Tasks to complete |
(1) In the case summary on the Tower Hamlets nomination dispute, reproduce everything from "On the instant" down to "for the defendant.", substituting "electoral official" for "returning officer".
(2) According to the case summary, on what date was the local election in which the claimants wished to stand due to take place?

— start Document passage —

ELECTIONS
Abuse of power - election candidates - judicial review - local elections - defective nomination papers - undertaking by returning officer to check nomination papers - nomination deadlines
R (on the application of Begum) v Tower Hamlets London Borough Council: QBD (Admin) (Mr Justice Keith): 27 April 2006
The claimants (B) applied for judicial review of a decision of an electoral returning officer, appointed by the defendant local authority, that the nomination papers submitted by B in respect of forthcoming local elections were invalid. B further sought an order that the returning officer countermand the local election and call a fresh election.
B had wished to stand as candidates in a local election that was due to occur on 4 May 2006 and had submitted nomination papers in support of their candidature. The timeline and procedure for the elections was governed by the Local Elections (Principal Areas) Rules 1986.
The returning officer had indicated to the electoral agents of B and other prospective candidates that she would assist with checking that nomination forms submitted were correctly completed but that forms submitted at the last moment would not be checked. B's nomination papers had been submitted in good time, but after the deadline for nominations had expired they were declared invalid because the electoral numbers given on the papers did not correspond with those in the electoral register in force, as was required by the rules. Other candidates who had submitted defective nomination papers had been informed of the defects before the expiry of the deadline for nominations and had been able to rectify their nomination papers in time.
On the instant hearing, issues arose as to whether the returning officer acted contrary to the rules by failing to determine as soon as practicable whether: B had been validly nominated in forthcoming local elections; the returning officer acted contrary to a legitimate expectation that nomination papers submitted on behalf of B would be checked before the deadline for nominations so that any defects could be remedied in time; it was appropriate for the court to grant the relief sought by way of judicial review.
Hugh Southey (instructed by Birnberg Peirce & Partners) for the claimant; Timothy Straker QC, Robert Walton (instructed by the local authority solicitor) for the defendant.
Held, although the rules required the returning officer to decide whether a candidate had been validly nominated as soon as was practicably possible after nomination papers had been delivered, there was no proscribed timescale for the determination and the rules did not require her to draw any defects in the nomination papers to B's attention before the deadline for nominations expired. The practice that the returning officer had adopted of checking nomination papers for defects so that they could be rectified before the deadline for nominations expired, while laudable, was a voluntary arrangement that was neither contemplated nor required under the rules (R v Election Court, ex parte Sheppard [1975] 1 WLR 1319 considered).

— end Document passage —
— start Provided information —

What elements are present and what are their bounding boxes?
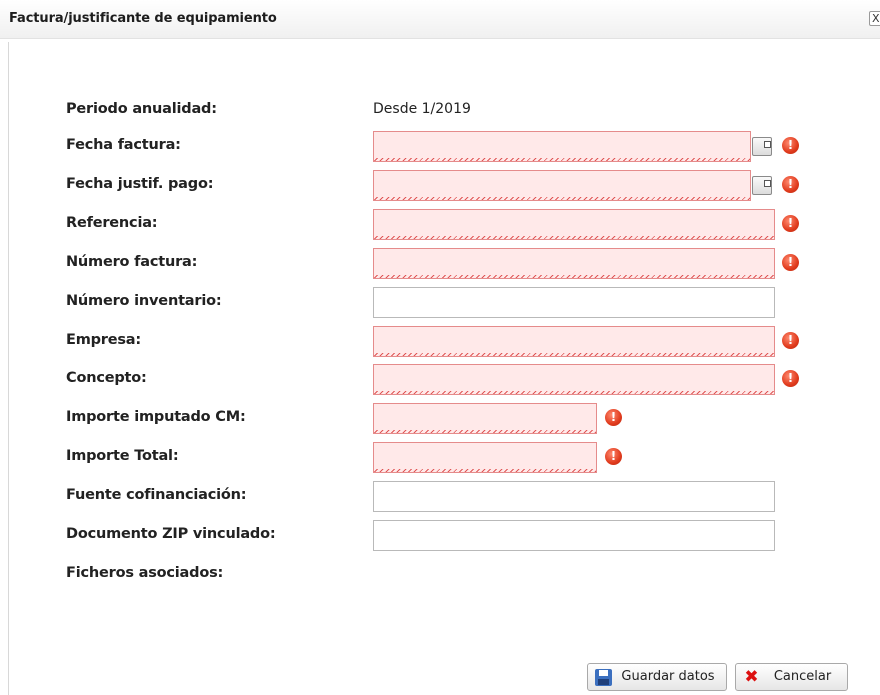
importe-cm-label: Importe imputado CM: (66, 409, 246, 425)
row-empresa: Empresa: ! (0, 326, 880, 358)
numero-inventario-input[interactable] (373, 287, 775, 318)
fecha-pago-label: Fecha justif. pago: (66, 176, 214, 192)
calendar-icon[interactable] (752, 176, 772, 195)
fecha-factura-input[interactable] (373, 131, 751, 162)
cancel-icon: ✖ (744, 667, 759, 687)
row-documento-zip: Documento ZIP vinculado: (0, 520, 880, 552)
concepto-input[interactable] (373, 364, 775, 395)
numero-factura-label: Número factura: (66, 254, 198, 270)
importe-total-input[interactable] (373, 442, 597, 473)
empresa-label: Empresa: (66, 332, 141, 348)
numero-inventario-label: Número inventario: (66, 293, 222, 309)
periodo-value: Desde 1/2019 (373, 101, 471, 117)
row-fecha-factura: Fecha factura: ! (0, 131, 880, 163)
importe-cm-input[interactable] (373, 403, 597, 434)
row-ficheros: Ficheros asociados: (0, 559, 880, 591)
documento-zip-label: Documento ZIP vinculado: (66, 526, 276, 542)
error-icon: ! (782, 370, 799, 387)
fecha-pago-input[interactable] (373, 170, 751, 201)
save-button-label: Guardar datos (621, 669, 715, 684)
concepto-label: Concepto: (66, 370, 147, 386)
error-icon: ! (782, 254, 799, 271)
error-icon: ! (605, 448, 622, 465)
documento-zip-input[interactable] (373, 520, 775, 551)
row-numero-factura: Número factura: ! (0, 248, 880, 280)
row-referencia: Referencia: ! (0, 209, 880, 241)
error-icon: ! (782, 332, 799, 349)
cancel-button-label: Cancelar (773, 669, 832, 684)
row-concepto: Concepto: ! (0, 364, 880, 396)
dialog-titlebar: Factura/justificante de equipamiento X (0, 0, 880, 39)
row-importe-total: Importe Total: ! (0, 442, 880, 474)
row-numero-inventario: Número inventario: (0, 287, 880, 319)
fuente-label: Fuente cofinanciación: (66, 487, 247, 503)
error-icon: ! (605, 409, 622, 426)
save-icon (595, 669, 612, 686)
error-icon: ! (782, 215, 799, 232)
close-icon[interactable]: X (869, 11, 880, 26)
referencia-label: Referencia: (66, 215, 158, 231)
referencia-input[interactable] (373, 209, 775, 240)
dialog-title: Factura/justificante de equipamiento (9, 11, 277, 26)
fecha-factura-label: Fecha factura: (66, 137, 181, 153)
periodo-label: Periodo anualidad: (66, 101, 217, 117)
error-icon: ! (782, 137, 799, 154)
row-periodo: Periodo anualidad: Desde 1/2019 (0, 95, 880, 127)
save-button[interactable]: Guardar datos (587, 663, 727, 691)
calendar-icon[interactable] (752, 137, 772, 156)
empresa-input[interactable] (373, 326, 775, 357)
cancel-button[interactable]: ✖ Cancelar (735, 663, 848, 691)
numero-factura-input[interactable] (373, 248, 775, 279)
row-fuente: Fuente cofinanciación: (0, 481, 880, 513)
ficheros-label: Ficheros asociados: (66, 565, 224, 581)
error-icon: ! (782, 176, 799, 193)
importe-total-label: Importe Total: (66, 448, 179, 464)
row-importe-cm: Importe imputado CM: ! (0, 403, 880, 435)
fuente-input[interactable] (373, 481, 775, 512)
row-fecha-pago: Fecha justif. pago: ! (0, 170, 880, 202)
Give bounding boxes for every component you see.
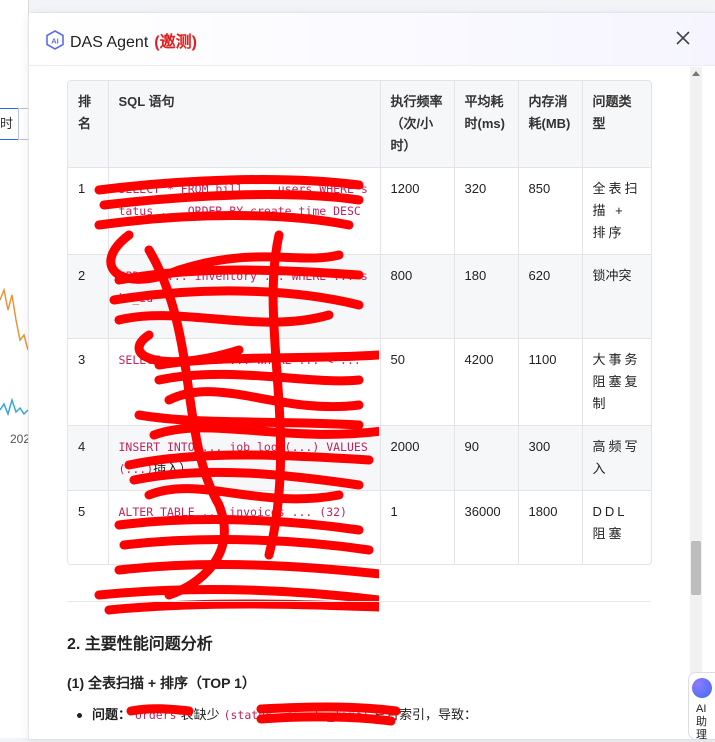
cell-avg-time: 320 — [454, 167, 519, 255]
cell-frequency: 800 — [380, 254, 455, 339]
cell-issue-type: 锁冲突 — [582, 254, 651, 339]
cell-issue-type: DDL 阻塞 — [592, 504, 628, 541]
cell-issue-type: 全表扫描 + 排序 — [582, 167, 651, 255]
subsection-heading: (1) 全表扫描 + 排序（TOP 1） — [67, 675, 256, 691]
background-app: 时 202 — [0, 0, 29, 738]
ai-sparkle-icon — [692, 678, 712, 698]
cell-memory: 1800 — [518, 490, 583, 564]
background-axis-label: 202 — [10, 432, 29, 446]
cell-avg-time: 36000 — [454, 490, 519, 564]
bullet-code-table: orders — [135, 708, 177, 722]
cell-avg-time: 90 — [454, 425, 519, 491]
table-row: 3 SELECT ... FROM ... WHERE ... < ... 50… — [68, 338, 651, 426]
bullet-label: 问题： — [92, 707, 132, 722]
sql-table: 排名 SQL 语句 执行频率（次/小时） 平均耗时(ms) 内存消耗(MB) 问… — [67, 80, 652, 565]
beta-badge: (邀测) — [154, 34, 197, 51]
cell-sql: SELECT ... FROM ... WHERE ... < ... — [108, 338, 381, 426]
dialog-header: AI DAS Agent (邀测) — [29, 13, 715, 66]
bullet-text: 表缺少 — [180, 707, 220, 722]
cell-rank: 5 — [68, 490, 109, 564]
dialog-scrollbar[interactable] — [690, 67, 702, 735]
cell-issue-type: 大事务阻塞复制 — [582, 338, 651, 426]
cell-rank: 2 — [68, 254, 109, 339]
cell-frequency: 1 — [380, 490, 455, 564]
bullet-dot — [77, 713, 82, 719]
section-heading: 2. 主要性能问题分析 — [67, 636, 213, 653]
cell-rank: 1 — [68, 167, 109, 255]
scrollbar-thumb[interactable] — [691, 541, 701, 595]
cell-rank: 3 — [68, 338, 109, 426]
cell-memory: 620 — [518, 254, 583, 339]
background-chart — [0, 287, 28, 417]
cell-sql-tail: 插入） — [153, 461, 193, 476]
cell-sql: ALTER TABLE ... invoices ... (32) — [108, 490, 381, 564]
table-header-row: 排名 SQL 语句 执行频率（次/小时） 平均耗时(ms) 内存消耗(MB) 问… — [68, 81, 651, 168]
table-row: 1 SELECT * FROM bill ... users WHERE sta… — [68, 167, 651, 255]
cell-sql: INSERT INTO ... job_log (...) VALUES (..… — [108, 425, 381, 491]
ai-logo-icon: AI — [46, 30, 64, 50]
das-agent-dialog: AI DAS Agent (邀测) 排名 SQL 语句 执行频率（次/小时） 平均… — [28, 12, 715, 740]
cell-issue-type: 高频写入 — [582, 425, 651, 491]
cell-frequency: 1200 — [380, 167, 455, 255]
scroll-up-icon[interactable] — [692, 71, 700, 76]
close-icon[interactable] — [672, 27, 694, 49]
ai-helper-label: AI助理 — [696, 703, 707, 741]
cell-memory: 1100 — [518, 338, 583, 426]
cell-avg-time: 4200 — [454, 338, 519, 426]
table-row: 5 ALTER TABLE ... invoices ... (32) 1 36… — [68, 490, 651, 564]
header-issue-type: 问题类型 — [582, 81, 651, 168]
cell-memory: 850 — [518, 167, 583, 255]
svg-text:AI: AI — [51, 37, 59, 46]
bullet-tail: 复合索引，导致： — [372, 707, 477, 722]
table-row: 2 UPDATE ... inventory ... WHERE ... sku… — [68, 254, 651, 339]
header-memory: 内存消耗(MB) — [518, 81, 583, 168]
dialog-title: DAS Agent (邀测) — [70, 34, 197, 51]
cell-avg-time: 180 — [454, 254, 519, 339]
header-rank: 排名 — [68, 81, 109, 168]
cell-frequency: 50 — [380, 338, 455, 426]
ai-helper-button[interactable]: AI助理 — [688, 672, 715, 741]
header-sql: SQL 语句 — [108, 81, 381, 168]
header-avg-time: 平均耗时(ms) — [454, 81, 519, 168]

— end Provided information —

Expected outputs |
(1)
On the instant hearing, issues arose as to whether the electoral official acted contrary to the rules by failing to determine as soon as practicable whether: B had been validly nominated in forthcoming local elections; the electoral official acted contrary to a legitimate expectation that nomination papers submitted on behalf of B would be checked before the deadline for nominations so that any defects could be remedied in time; it was appropriate for the court to grant the relief sought by way of judicial review.
Hugh Southey (instructed by Birnberg Peirce & Partners) for the claimant; Timothy Straker QC, Robert Walton (instructed by the local authority solicitor) for the defendant.

(2) 4 May 2006